[Records start]

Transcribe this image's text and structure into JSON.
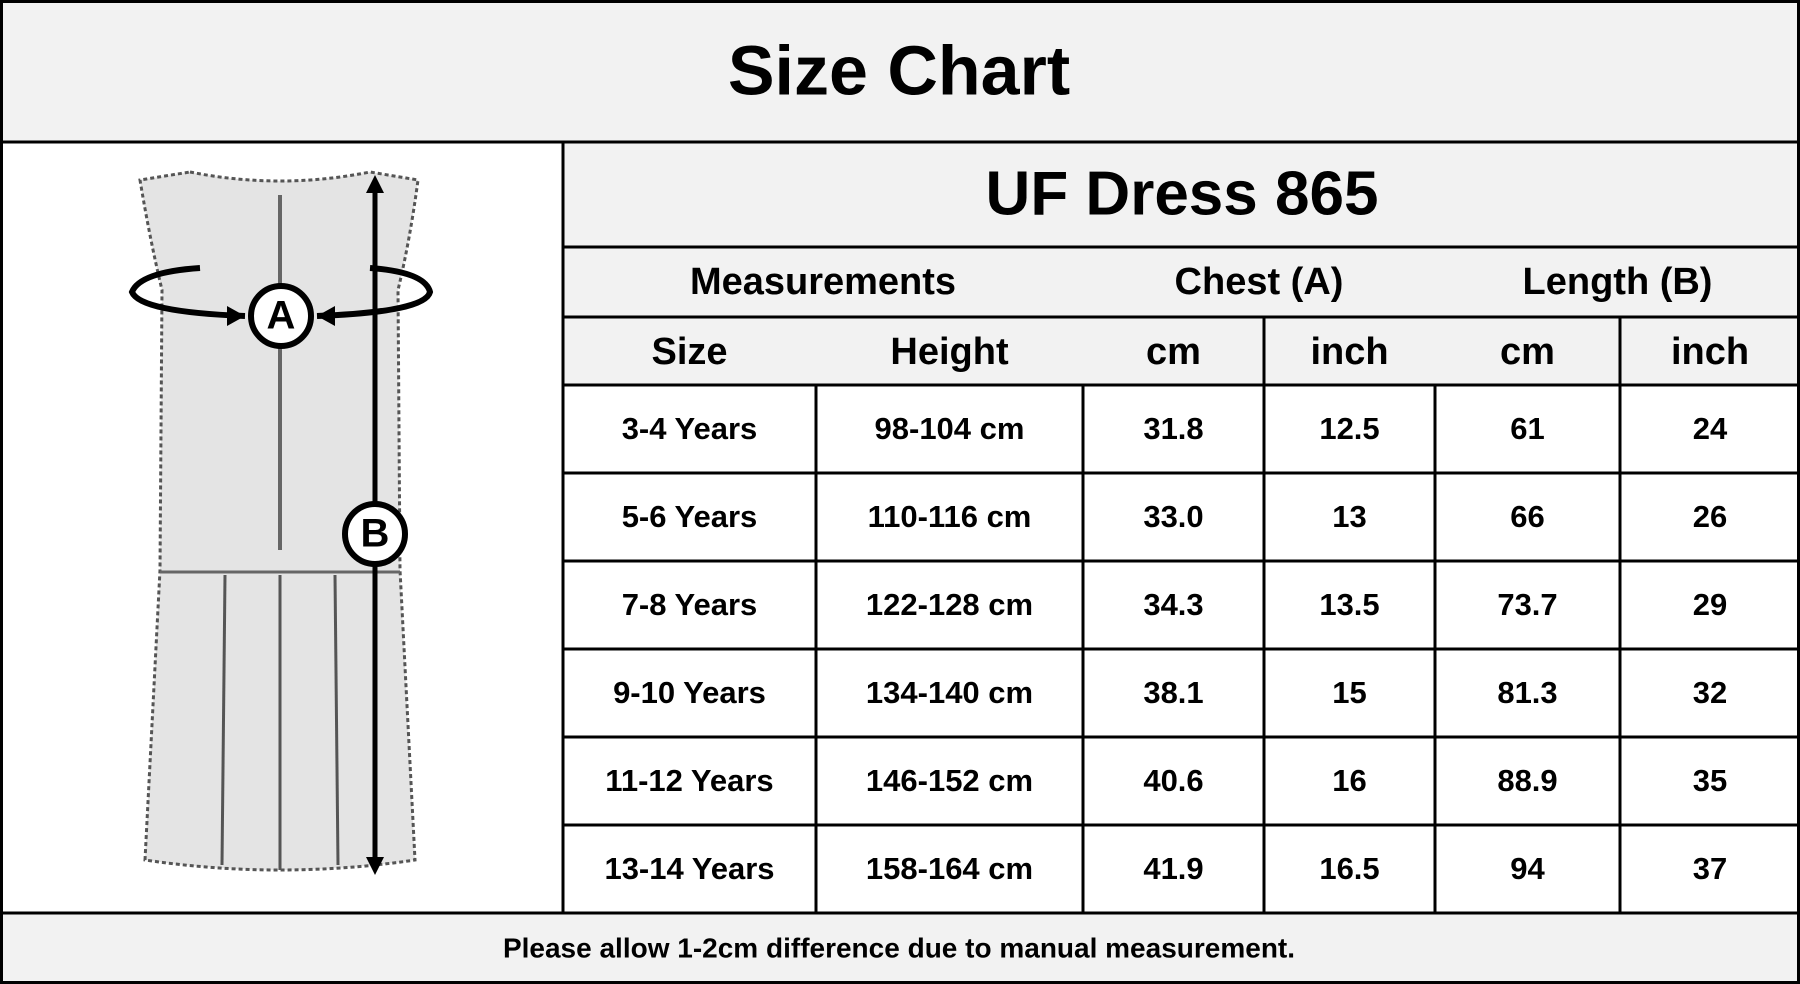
{
  "header": {
    "title": "Size Chart"
  },
  "illustration": {
    "labels": [
      "A",
      "B"
    ]
  },
  "table": {
    "title": "UF Dress 865",
    "groups": [
      "Measurements",
      "Chest (A)",
      "Length (B)"
    ],
    "columns": [
      "Size",
      "Height",
      "cm",
      "inch",
      "cm",
      "inch"
    ],
    "rows": [
      [
        "3-4 Years",
        "98-104 cm",
        "31.8",
        "12.5",
        "61",
        "24"
      ],
      [
        "5-6 Years",
        "110-116 cm",
        "33.0",
        "13",
        "66",
        "26"
      ],
      [
        "7-8 Years",
        "122-128 cm",
        "34.3",
        "13.5",
        "73.7",
        "29"
      ],
      [
        "9-10 Years",
        "134-140 cm",
        "38.1",
        "15",
        "81.3",
        "32"
      ],
      [
        "11-12 Years",
        "146-152 cm",
        "40.6",
        "16",
        "88.9",
        "35"
      ],
      [
        "13-14 Years",
        "158-164 cm",
        "41.9",
        "16.5",
        "94",
        "37"
      ]
    ]
  },
  "footer": {
    "note": "Please allow 1-2cm difference due to manual measurement."
  }
}
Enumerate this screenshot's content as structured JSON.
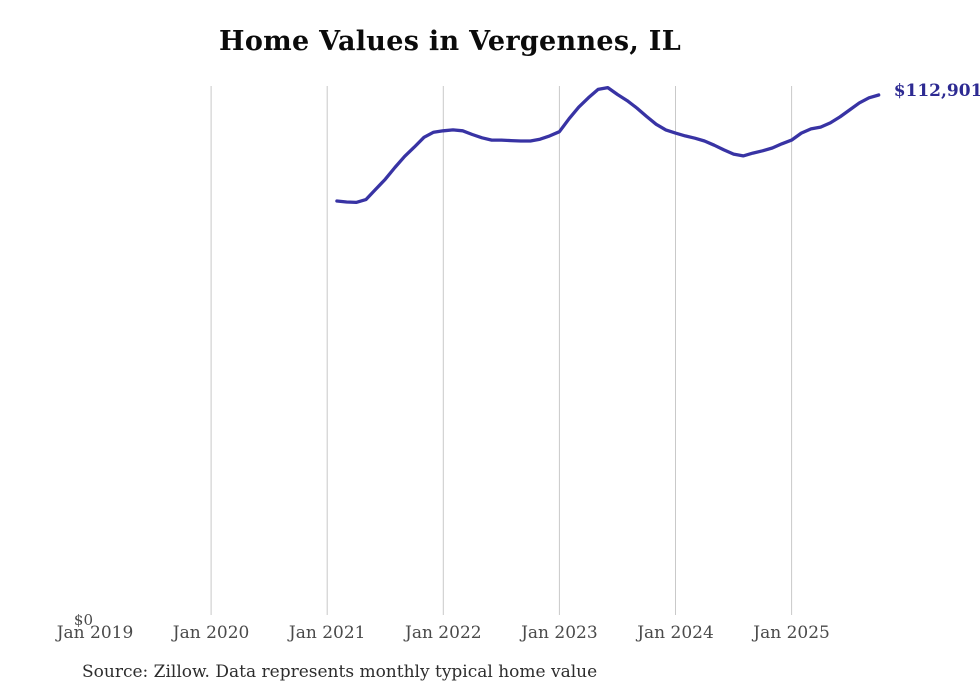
{
  "title": "Home Values in Vergennes, IL",
  "latest_value_label": "$112,901",
  "source_note": "Source: Zillow. Data represents monthly typical home value",
  "y_axis": {
    "zero_label": "$0"
  },
  "x_axis": {
    "ticks": [
      {
        "label": "Jan 2019",
        "month": "2019-01",
        "gridline": false
      },
      {
        "label": "Jan 2020",
        "month": "2020-01",
        "gridline": true
      },
      {
        "label": "Jan 2021",
        "month": "2021-01",
        "gridline": true
      },
      {
        "label": "Jan 2022",
        "month": "2022-01",
        "gridline": true
      },
      {
        "label": "Jan 2023",
        "month": "2023-01",
        "gridline": true
      },
      {
        "label": "Jan 2024",
        "month": "2024-01",
        "gridline": true
      },
      {
        "label": "Jan 2025",
        "month": "2025-01",
        "gridline": true
      }
    ]
  },
  "colors": {
    "line": "#3833a4",
    "latest_value_label": "#2d2a92",
    "gridline": "#c9c9c9",
    "axis_text": "#4a4a4a",
    "title_text": "#0b0b0b",
    "source_text": "#2d2d2d",
    "background": "#ffffff"
  },
  "chart_data": {
    "type": "line",
    "title": "Home Values in Vergennes, IL",
    "series_name": "Monthly typical home value (USD)",
    "xlabel": "",
    "ylabel": "",
    "ylim": [
      0,
      115500
    ],
    "x_range": [
      "2019-01",
      "2025-10"
    ],
    "grid": "vertical-yearly",
    "legend": false,
    "annotation_latest_value": 112901,
    "x": [
      "2021-02",
      "2021-03",
      "2021-04",
      "2021-05",
      "2021-06",
      "2021-07",
      "2021-08",
      "2021-09",
      "2021-10",
      "2021-11",
      "2021-12",
      "2022-01",
      "2022-02",
      "2022-03",
      "2022-04",
      "2022-05",
      "2022-06",
      "2022-07",
      "2022-08",
      "2022-09",
      "2022-10",
      "2022-11",
      "2022-12",
      "2023-01",
      "2023-02",
      "2023-03",
      "2023-04",
      "2023-05",
      "2023-06",
      "2023-07",
      "2023-08",
      "2023-09",
      "2023-10",
      "2023-11",
      "2023-12",
      "2024-01",
      "2024-02",
      "2024-03",
      "2024-04",
      "2024-05",
      "2024-06",
      "2024-07",
      "2024-08",
      "2024-09",
      "2024-10",
      "2024-11",
      "2024-12",
      "2025-01",
      "2025-02",
      "2025-03",
      "2025-04",
      "2025-05",
      "2025-06",
      "2025-07",
      "2025-08",
      "2025-09",
      "2025-10"
    ],
    "values": [
      90100,
      89900,
      89800,
      90400,
      92600,
      94800,
      97300,
      99700,
      101700,
      103800,
      104900,
      105200,
      105400,
      105200,
      104400,
      103700,
      103200,
      103200,
      103100,
      103000,
      103000,
      103400,
      104100,
      105000,
      107800,
      110300,
      112300,
      114100,
      114500,
      113000,
      111700,
      110100,
      108300,
      106600,
      105400,
      104700,
      104100,
      103600,
      103000,
      102100,
      101100,
      100200,
      99800,
      100400,
      100900,
      101500,
      102400,
      103200,
      104700,
      105600,
      106000,
      106900,
      108200,
      109700,
      111200,
      112300,
      112901
    ]
  }
}
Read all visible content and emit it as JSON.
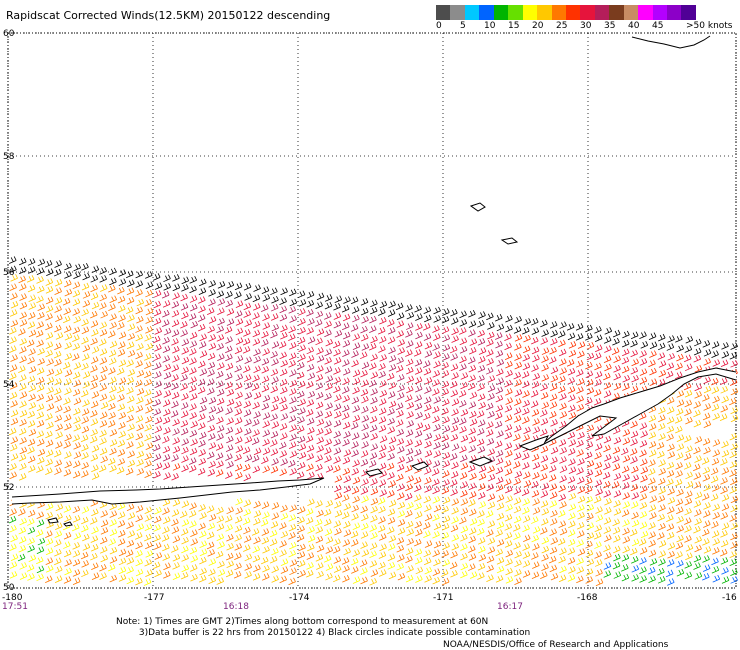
{
  "title": "Rapidscat Corrected Winds(12.5KM) 20150122 descending",
  "scale": {
    "colors": [
      "#4d4d4d",
      "#8c8c8c",
      "#00c8ff",
      "#0064ff",
      "#00b400",
      "#66e000",
      "#ffff00",
      "#ffc800",
      "#ff7800",
      "#ff3200",
      "#e6143c",
      "#b41e5a",
      "#7a3c1e",
      "#c88c64",
      "#ff00ff",
      "#b400ff",
      "#8c00c8",
      "#500096"
    ],
    "labels": [
      "0",
      "5",
      "10",
      "15",
      "20",
      "25",
      "30",
      "35",
      "40",
      "45",
      ">50 knots"
    ]
  },
  "axes": {
    "lat_labels": [
      "60",
      "58",
      "56",
      "54",
      "52",
      "50"
    ],
    "lon_labels": [
      "-180",
      "-177",
      "-174",
      "-171",
      "-168",
      "-16"
    ],
    "times": [
      "17:51",
      "16:18",
      "16:17"
    ]
  },
  "notes": "Note: 1) Times are GMT 2)Times along bottom correspond to measurement at 60N\n        3)Data buffer is 22 hrs from 20150122 4) Black circles indicate possible contamination",
  "credit": "NOAA/NESDIS/Office of Research and Applications"
}
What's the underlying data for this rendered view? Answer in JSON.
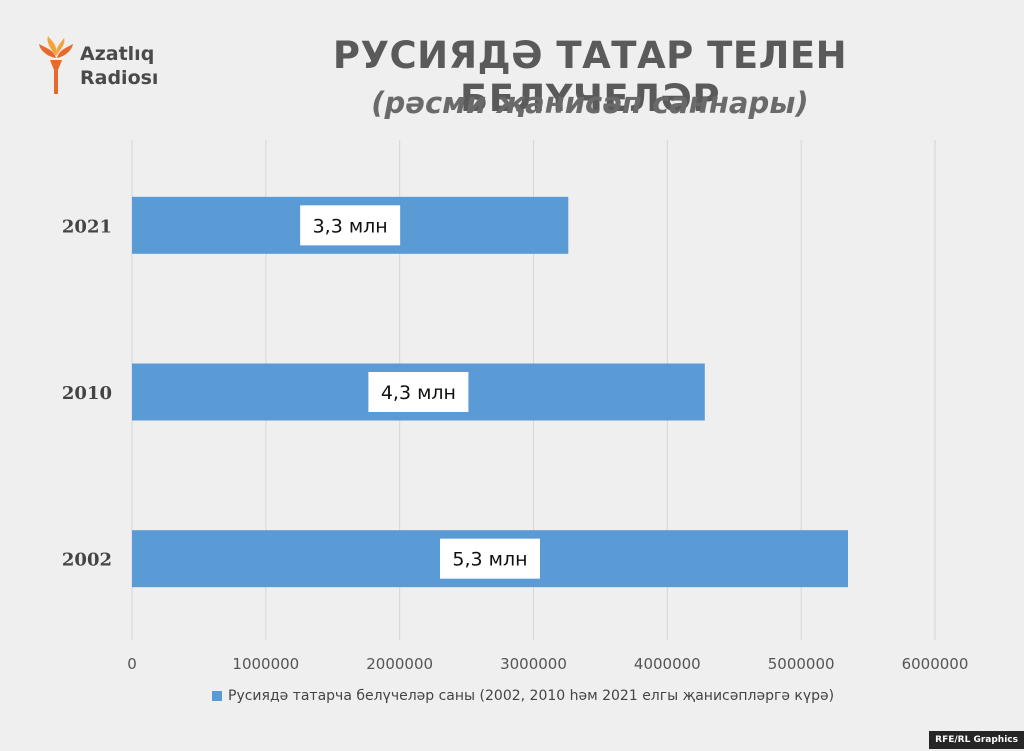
{
  "brand": {
    "line1": "Azatlıq",
    "line2": "Radiosı",
    "flame_colors": [
      "#f5a23a",
      "#e8692c"
    ]
  },
  "header": {
    "title": "РУСИЯДӘ ТАТАР ТЕЛЕН БЕЛҮЧЕЛӘР",
    "subtitle": "(рәсми җанисәп саннары)"
  },
  "chart_data": {
    "type": "bar",
    "orientation": "horizontal",
    "categories": [
      "2002",
      "2010",
      "2021"
    ],
    "series": [
      {
        "name": "Русиядә татарча белүчеләр саны (2002, 2010 һәм 2021 елгы җанисәпләргә күрә)",
        "values": [
          5350000,
          4280000,
          3260000
        ],
        "data_labels": [
          "5,3 млн",
          "4,3 млн",
          "3,3 млн"
        ],
        "color": "#5b9bd5"
      }
    ],
    "xlim": [
      0,
      6000000
    ],
    "xticks": [
      "0",
      "1000000",
      "2000000",
      "3000000",
      "4000000",
      "5000000",
      "6000000"
    ],
    "grid": true,
    "legend_position": "bottom"
  },
  "footer": {
    "credit": "RFE/RL Graphics"
  }
}
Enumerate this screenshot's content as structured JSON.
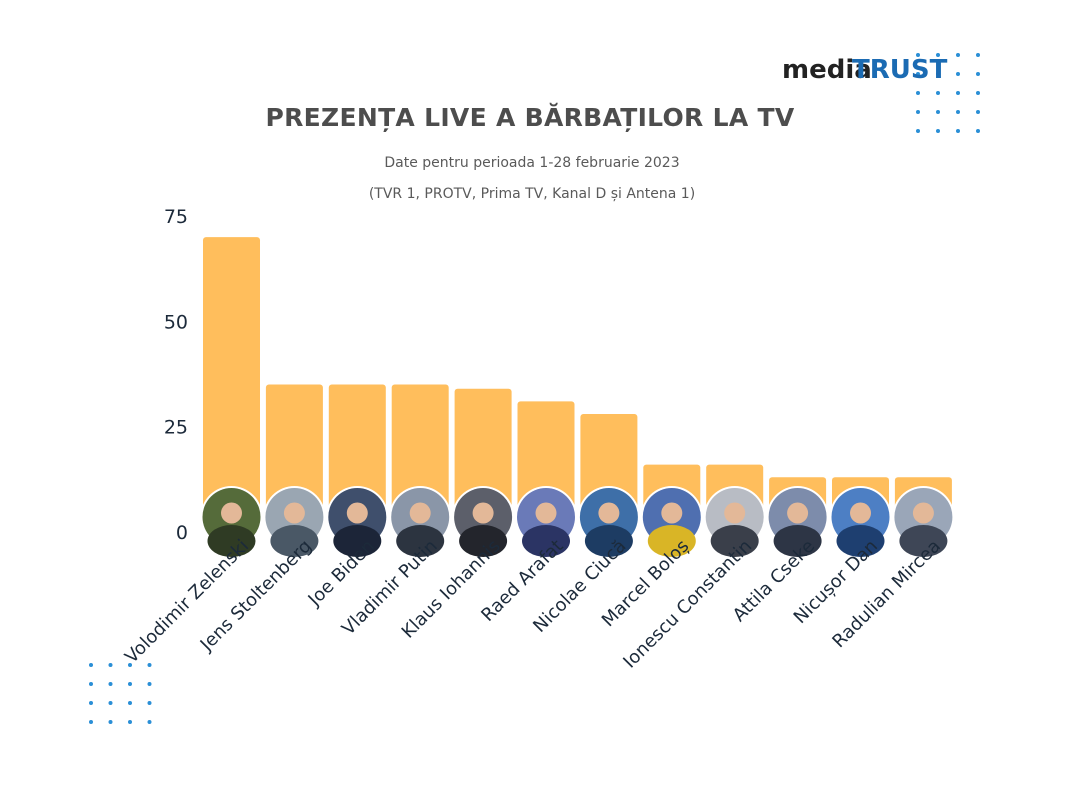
{
  "logo": {
    "part1": "media",
    "part2": "TRUST"
  },
  "chart_data": {
    "type": "bar",
    "title": "PREZENȚA LIVE A BĂRBAȚILOR LA TV",
    "subtitle": "Date pentru perioada 1-28 februarie 2023",
    "subtitle2": "(TVR 1, PROTV, Prima TV, Kanal D și Antena 1)",
    "categories": [
      "Volodimir Zelenski",
      "Jens Stoltenberg",
      "Joe Biden",
      "Vladimir Putin",
      "Klaus Iohannis",
      "Raed Arafat",
      "Nicolae Ciucă",
      "Marcel Boloș",
      "Ionescu Constantin",
      "Attila Cseke",
      "Nicușor Dan",
      "Radulian Mircea"
    ],
    "values": [
      70,
      35,
      35,
      35,
      34,
      31,
      28,
      16,
      16,
      13,
      13,
      13
    ],
    "ylim": [
      0,
      75
    ],
    "yticks": [
      0,
      25,
      50,
      75
    ],
    "yticklabels": [
      "0",
      "25",
      "50",
      "75"
    ],
    "grid": false,
    "legend": "none",
    "xlabel": "",
    "ylabel": ""
  },
  "colors": {
    "bar": "#ffbe5c",
    "accent": "#1b6bb3",
    "dots": "#2a8fd6"
  }
}
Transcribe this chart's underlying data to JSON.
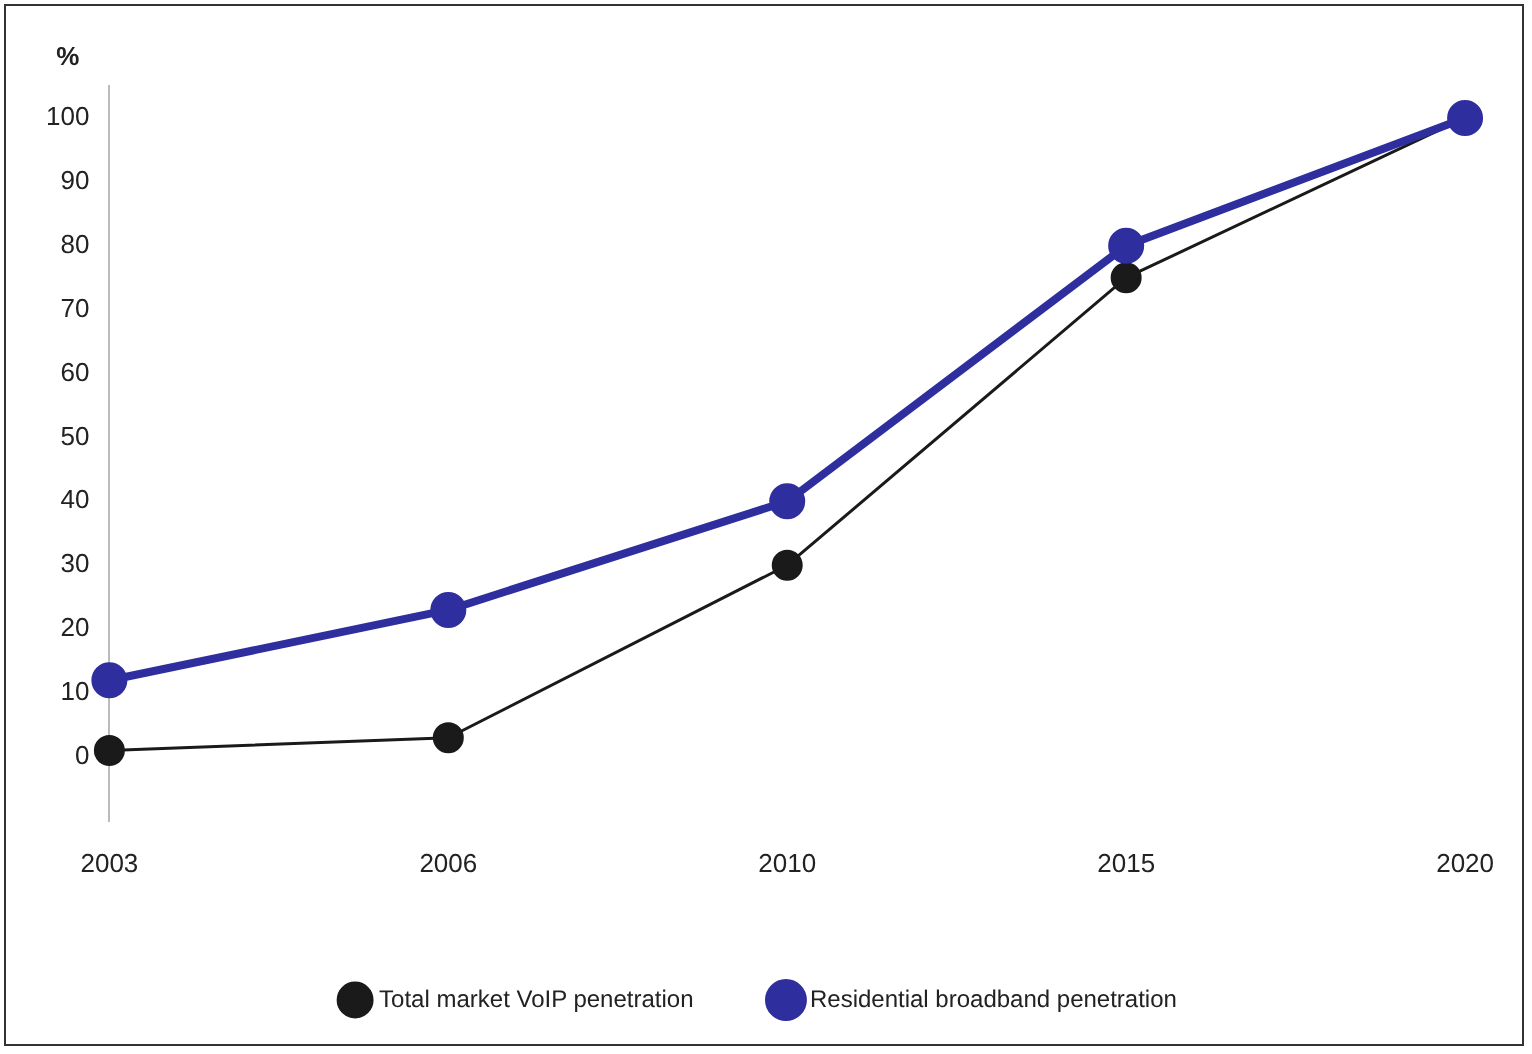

[Records end]

**Stated goal**
Find every line in the records above that contains the word "underlying", and copy each one.

**Answer to this exercise**
What's the underlying data for this rendered view? Answer in JSON.
Transcribe this chart's underlying data to JSON.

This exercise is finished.